Extracted material ▸
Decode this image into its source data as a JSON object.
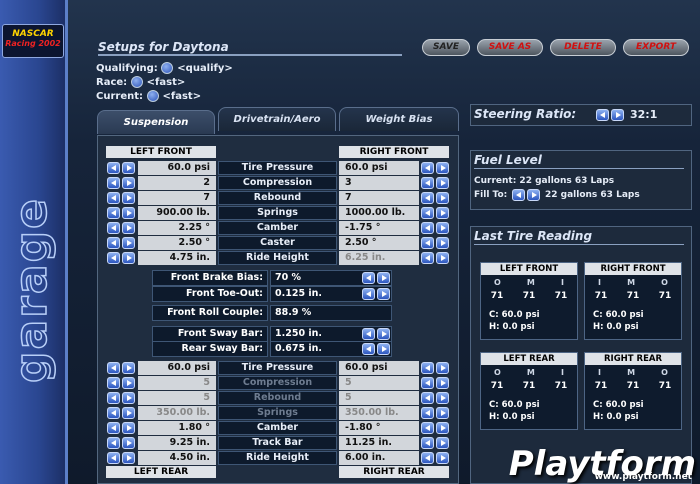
{
  "logo": {
    "line1": "NASCAR",
    "line2": "Racing 2002"
  },
  "sidebar_title": "garage",
  "header": {
    "title": "Setups for Daytona"
  },
  "session": [
    {
      "label": "Qualifying:",
      "value": "<qualify>"
    },
    {
      "label": "Race:",
      "value": "<fast>"
    },
    {
      "label": "Current:",
      "value": "<fast>"
    }
  ],
  "toolbar": {
    "save": "SAVE",
    "save_as": "SAVE AS",
    "delete": "DELETE",
    "export": "EXPORT"
  },
  "tabs": [
    "Suspension",
    "Drivetrain/Aero",
    "Weight Bias"
  ],
  "front": {
    "left_header": "LEFT FRONT",
    "right_header": "RIGHT FRONT",
    "rows": [
      {
        "label": "Tire Pressure",
        "left": "60.0 psi",
        "right": "60.0 psi"
      },
      {
        "label": "Compression",
        "left": "2",
        "right": "3"
      },
      {
        "label": "Rebound",
        "left": "7",
        "right": "7"
      },
      {
        "label": "Springs",
        "left": "900.00 lb.",
        "right": "1000.00 lb."
      },
      {
        "label": "Camber",
        "left": "2.25 °",
        "right": "-1.75 °"
      },
      {
        "label": "Caster",
        "left": "2.50 °",
        "right": "2.50 °"
      },
      {
        "label": "Ride Height",
        "left": "4.75 in.",
        "right": "6.25 in."
      }
    ]
  },
  "center": [
    {
      "label": "Front Brake Bias:",
      "value": "70 %"
    },
    {
      "label": "Front Toe-Out:",
      "value": "0.125 in."
    },
    {
      "label": "Front Roll Couple:",
      "value": "88.9 %"
    },
    {
      "label": "Front Sway Bar:",
      "value": "1.250 in."
    },
    {
      "label": "Rear Sway Bar:",
      "value": "0.675 in."
    }
  ],
  "rear": {
    "left_header": "LEFT REAR",
    "right_header": "RIGHT REAR",
    "rows": [
      {
        "label": "Tire Pressure",
        "left": "60.0 psi",
        "right": "60.0 psi"
      },
      {
        "label": "Compression",
        "left": "5",
        "right": "5"
      },
      {
        "label": "Rebound",
        "left": "5",
        "right": "5"
      },
      {
        "label": "Springs",
        "left": "350.00 lb.",
        "right": "350.00 lb."
      },
      {
        "label": "Camber",
        "left": "1.80 °",
        "right": "-1.80 °"
      },
      {
        "label": "Track Bar",
        "left": "9.25 in.",
        "right": "11.25 in."
      },
      {
        "label": "Ride Height",
        "left": "4.50 in.",
        "right": "6.00 in."
      }
    ]
  },
  "steering": {
    "label": "Steering Ratio:",
    "value": "32:1"
  },
  "fuel": {
    "title": "Fuel Level",
    "current": "Current: 22 gallons 63 Laps",
    "fill_label": "Fill To:",
    "fill_value": "22 gallons 63 Laps"
  },
  "tires": {
    "title": "Last Tire Reading",
    "lf": {
      "name": "LEFT FRONT",
      "h1": "O",
      "h2": "M",
      "h3": "I",
      "v1": "71",
      "v2": "71",
      "v3": "71",
      "c": "C: 60.0 psi",
      "hp": "H: 0.0 psi"
    },
    "rf": {
      "name": "RIGHT FRONT",
      "h1": "I",
      "h2": "M",
      "h3": "O",
      "v1": "71",
      "v2": "71",
      "v3": "71",
      "c": "C: 60.0 psi",
      "hp": "H: 0.0 psi"
    },
    "lr": {
      "name": "LEFT REAR",
      "h1": "O",
      "h2": "M",
      "h3": "I",
      "v1": "71",
      "v2": "71",
      "v3": "71",
      "c": "C: 60.0 psi",
      "hp": "H: 0.0 psi"
    },
    "rr": {
      "name": "RIGHT REAR",
      "h1": "I",
      "h2": "M",
      "h3": "O",
      "v1": "71",
      "v2": "71",
      "v3": "71",
      "c": "C: 60.0 psi",
      "hp": "H: 0.0 psi"
    }
  },
  "watermark": {
    "brand": "Playtform",
    "url": "www.playtform.net"
  }
}
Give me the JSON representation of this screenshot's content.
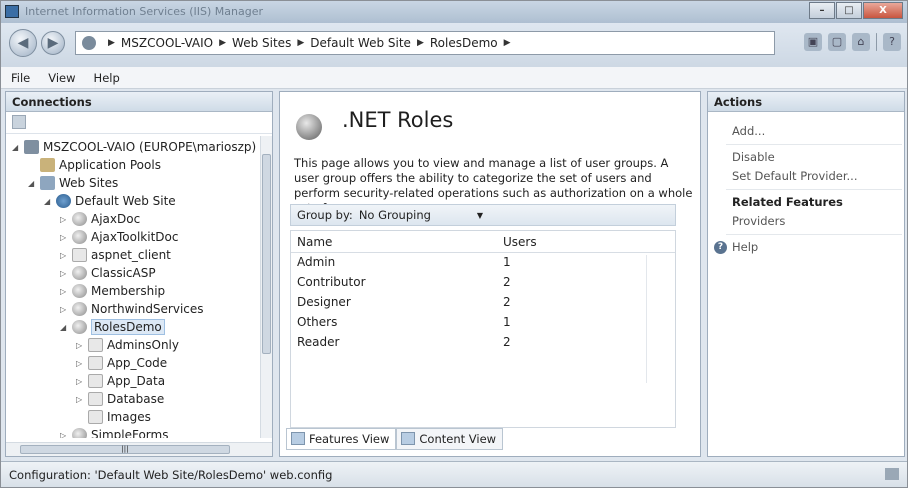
{
  "window": {
    "title": "Internet Information Services (IIS) Manager"
  },
  "address": {
    "crumbs": [
      "MSZCOOL-VAIO",
      "Web Sites",
      "Default Web Site",
      "RolesDemo"
    ]
  },
  "menu": {
    "items": [
      "File",
      "View",
      "Help"
    ]
  },
  "connections": {
    "title": "Connections",
    "tree": [
      {
        "label": "MSZCOOL-VAIO (EUROPE\\marioszp)",
        "icon": "server-icon",
        "indent": 0,
        "expander": "expanded"
      },
      {
        "label": "Application Pools",
        "icon": "app-pools-icon",
        "indent": 1,
        "expander": ""
      },
      {
        "label": "Web Sites",
        "icon": "web-sites-icon",
        "indent": 1,
        "expander": "expanded"
      },
      {
        "label": "Default Web Site",
        "icon": "globe-icon",
        "indent": 2,
        "expander": "expanded"
      },
      {
        "label": "AjaxDoc",
        "icon": "application-icon",
        "indent": 3,
        "expander": "collapsed"
      },
      {
        "label": "AjaxToolkitDoc",
        "icon": "application-icon",
        "indent": 3,
        "expander": "collapsed"
      },
      {
        "label": "aspnet_client",
        "icon": "folder-icon",
        "indent": 3,
        "expander": "collapsed"
      },
      {
        "label": "ClassicASP",
        "icon": "application-icon",
        "indent": 3,
        "expander": "collapsed"
      },
      {
        "label": "Membership",
        "icon": "application-icon",
        "indent": 3,
        "expander": "collapsed"
      },
      {
        "label": "NorthwindServices",
        "icon": "application-icon",
        "indent": 3,
        "expander": "collapsed"
      },
      {
        "label": "RolesDemo",
        "icon": "application-icon",
        "indent": 3,
        "expander": "expanded",
        "selected": true
      },
      {
        "label": "AdminsOnly",
        "icon": "folder-icon",
        "indent": 4,
        "expander": "collapsed"
      },
      {
        "label": "App_Code",
        "icon": "folder-icon",
        "indent": 4,
        "expander": "collapsed"
      },
      {
        "label": "App_Data",
        "icon": "folder-icon",
        "indent": 4,
        "expander": "collapsed"
      },
      {
        "label": "Database",
        "icon": "folder-icon",
        "indent": 4,
        "expander": "collapsed"
      },
      {
        "label": "Images",
        "icon": "folder-icon",
        "indent": 4,
        "expander": ""
      },
      {
        "label": "SimpleForms",
        "icon": "application-icon",
        "indent": 3,
        "expander": "collapsed"
      }
    ]
  },
  "main": {
    "title": ".NET Roles",
    "description": "This page allows you to view and manage a list of user groups. A user group offers the ability to categorize the set of users and perform security-related operations such as authorization on a whole set of users.",
    "group_by_label": "Group by:",
    "group_by_value": "No Grouping",
    "columns": [
      "Name",
      "Users"
    ],
    "rows": [
      {
        "name": "Admin",
        "users": "1"
      },
      {
        "name": "Contributor",
        "users": "2"
      },
      {
        "name": "Designer",
        "users": "2"
      },
      {
        "name": "Others",
        "users": "1"
      },
      {
        "name": "Reader",
        "users": "2"
      }
    ],
    "tabs": {
      "features": "Features View",
      "content": "Content View"
    }
  },
  "actions": {
    "title": "Actions",
    "add": "Add...",
    "disable": "Disable",
    "set_default_provider": "Set Default Provider...",
    "related_features": "Related Features",
    "providers": "Providers",
    "help": "Help"
  },
  "status": {
    "text": "Configuration: 'Default Web Site/RolesDemo' web.config"
  }
}
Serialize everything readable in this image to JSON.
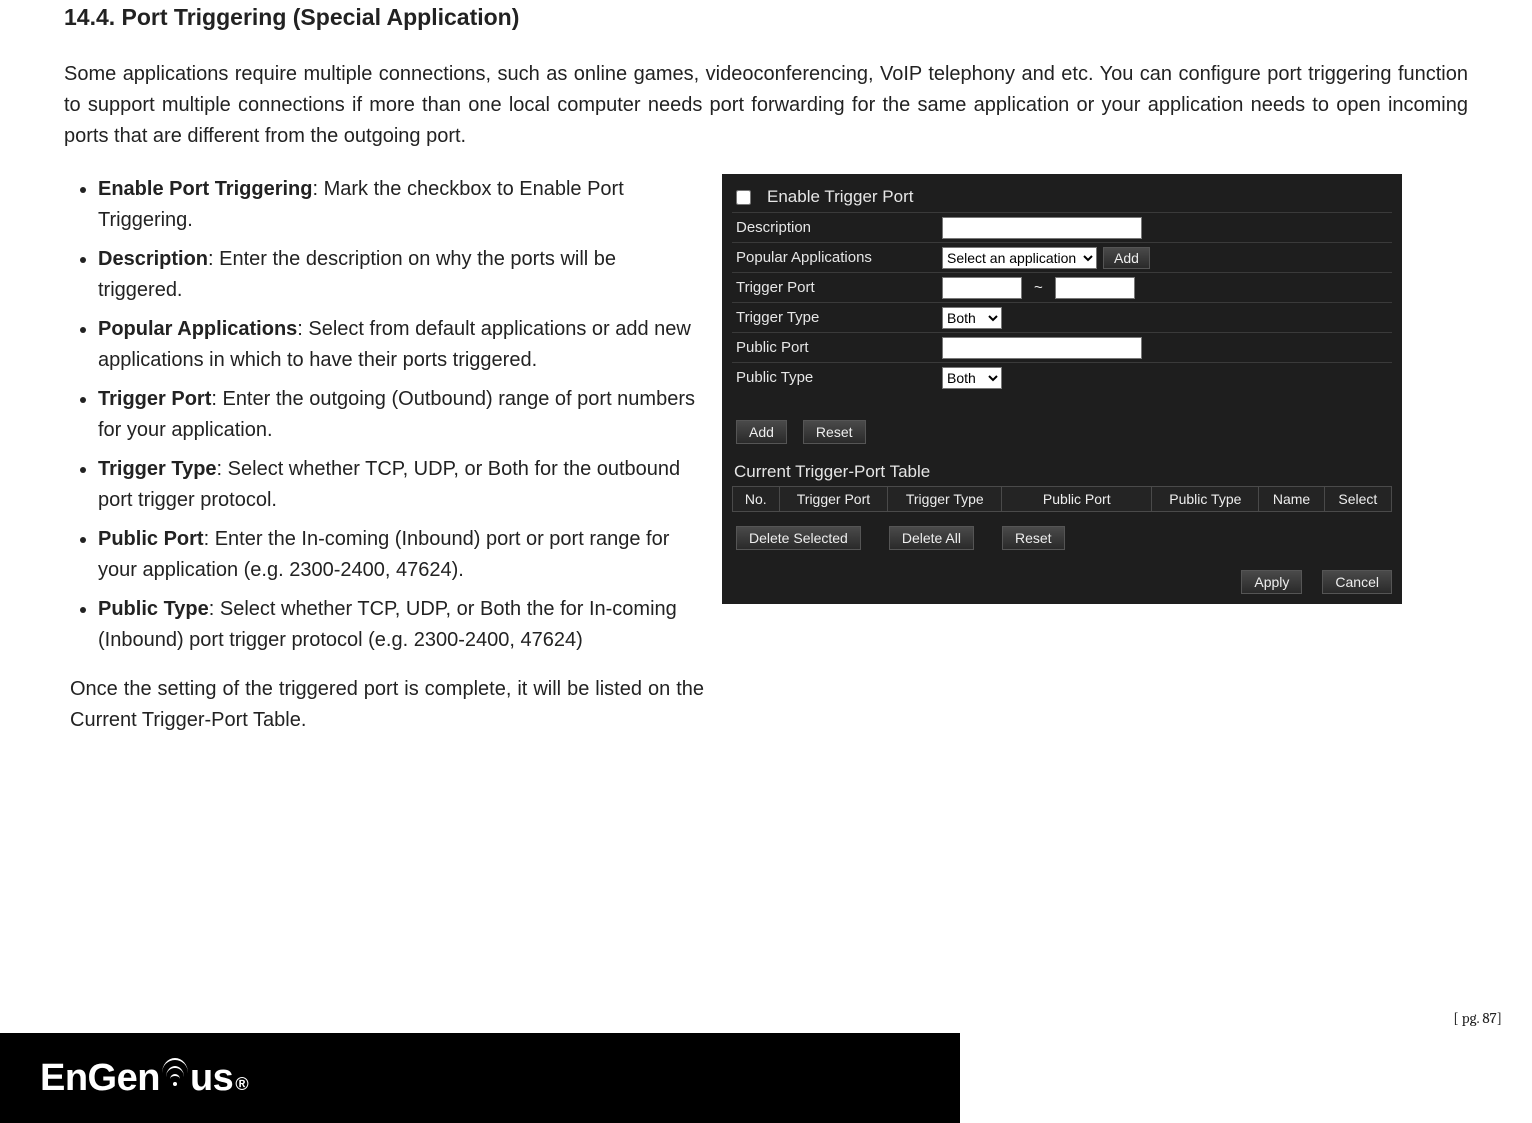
{
  "section_title": "14.4.  Port Triggering (Special Application)",
  "intro": "Some applications require multiple connections, such as online games, videoconferencing, VoIP telephony and etc. You can configure port triggering function to support multiple connections if more than one local computer needs port forwarding for the same application or your application needs to open incoming ports that are different from the outgoing port.",
  "bullets": [
    {
      "b": "Enable Port Triggering",
      "t": ": Mark the checkbox to Enable Port Triggering."
    },
    {
      "b": "Description",
      "t": ": Enter the description on why the ports will be triggered."
    },
    {
      "b": "Popular Applications",
      "t": ": Select from default applications or add new applications in which to have their ports triggered."
    },
    {
      "b": "Trigger Port",
      "t": ": Enter the outgoing (Outbound) range of port numbers for your application."
    },
    {
      "b": "Trigger Type",
      "t": ": Select whether TCP, UDP, or Both for the outbound port trigger protocol."
    },
    {
      "b": "Public Port",
      "t": ": Enter the In-coming (Inbound) port or port range for your application (e.g. 2300-2400, 47624)."
    },
    {
      "b": "Public Type",
      "t": ": Select whether TCP, UDP, or Both the for In-coming (Inbound) port trigger protocol (e.g. 2300-2400, 47624)"
    }
  ],
  "closing": "Once the setting of the triggered port is complete, it will be listed on the Current Trigger-Port Table.",
  "panel": {
    "enable_label": "Enable Trigger Port",
    "rows": {
      "description": "Description",
      "popular": "Popular Applications",
      "trigger_port": "Trigger Port",
      "trigger_type": "Trigger Type",
      "public_port": "Public Port",
      "public_type": "Public Type"
    },
    "select_app": "Select an application",
    "both": "Both",
    "tilde": "~",
    "btn_add": "Add",
    "btn_reset": "Reset",
    "btn_delete_selected": "Delete Selected",
    "btn_delete_all": "Delete All",
    "btn_apply": "Apply",
    "btn_cancel": "Cancel",
    "table_title": "Current Trigger-Port Table",
    "table_headers": [
      "No.",
      "Trigger Port",
      "Trigger Type",
      "Public Port",
      "Public Type",
      "Name",
      "Select"
    ]
  },
  "footer": {
    "brand_pre": "EnGen",
    "brand_post": "us",
    "reg": "®"
  },
  "page_number": "[ pg. 87]"
}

Task objective ▸ Find how many of the lines above have the word "from" in them. State only that number.

Response below ▸ 2